[EXERCISE REQUIREMENTS]
Transcribe every line exactly and omit anything that is a picture.
--- INPUT FOR THIS TASK ---
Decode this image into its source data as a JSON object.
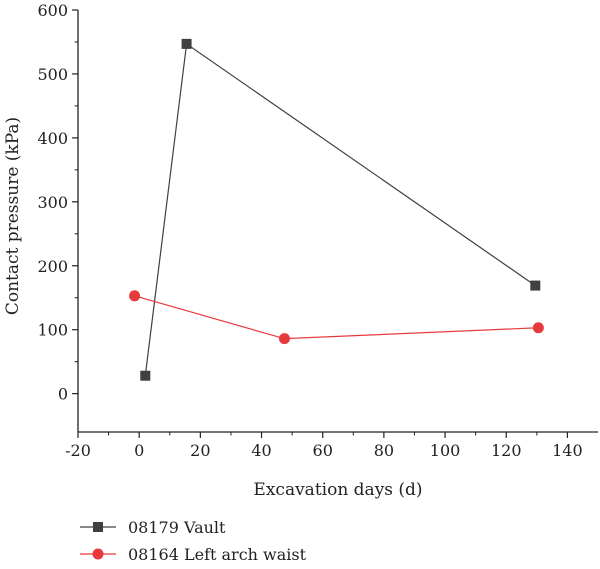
{
  "chart_data": {
    "type": "line",
    "xlabel": "Excavation days (d)",
    "ylabel": "Contact pressure (kPa)",
    "xlim": [
      -20,
      150
    ],
    "ylim": [
      -60,
      600
    ],
    "x_ticks": [
      -20,
      0,
      20,
      40,
      60,
      80,
      100,
      120,
      140
    ],
    "y_ticks": [
      0,
      100,
      200,
      300,
      400,
      500,
      600
    ],
    "grid": false,
    "legend_position": "bottom-left, below plot",
    "series": [
      {
        "name": "08179 Vault",
        "color": "#404040",
        "marker": "square",
        "points": [
          {
            "x": 2,
            "y": 28
          },
          {
            "x": 15.5,
            "y": 547
          },
          {
            "x": 129.5,
            "y": 169
          }
        ]
      },
      {
        "name": "08164 Left arch waist",
        "color": "#e8393d",
        "marker": "circle",
        "points": [
          {
            "x": -1.5,
            "y": 153
          },
          {
            "x": 47.5,
            "y": 86
          },
          {
            "x": 130.5,
            "y": 103
          }
        ]
      }
    ]
  }
}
---
[WRITTEN SOLUTION]
Decode this image into its source data as a JSON object.
{
  "chart_data": {
    "type": "line",
    "xlabel": "Excavation days (d)",
    "ylabel": "Contact pressure (kPa)",
    "xlim": [
      -20,
      150
    ],
    "ylim": [
      -60,
      600
    ],
    "x_ticks": [
      -20,
      0,
      20,
      40,
      60,
      80,
      100,
      120,
      140
    ],
    "y_ticks": [
      0,
      100,
      200,
      300,
      400,
      500,
      600
    ],
    "grid": false,
    "legend_position": "bottom-left, below plot",
    "series": [
      {
        "name": "08179 Vault",
        "color": "#404040",
        "marker": "square",
        "points": [
          {
            "x": 2,
            "y": 28
          },
          {
            "x": 15.5,
            "y": 547
          },
          {
            "x": 129.5,
            "y": 169
          }
        ]
      },
      {
        "name": "08164 Left arch waist",
        "color": "#e8393d",
        "marker": "circle",
        "points": [
          {
            "x": -1.5,
            "y": 153
          },
          {
            "x": 47.5,
            "y": 86
          },
          {
            "x": 130.5,
            "y": 103
          }
        ]
      }
    ]
  }
}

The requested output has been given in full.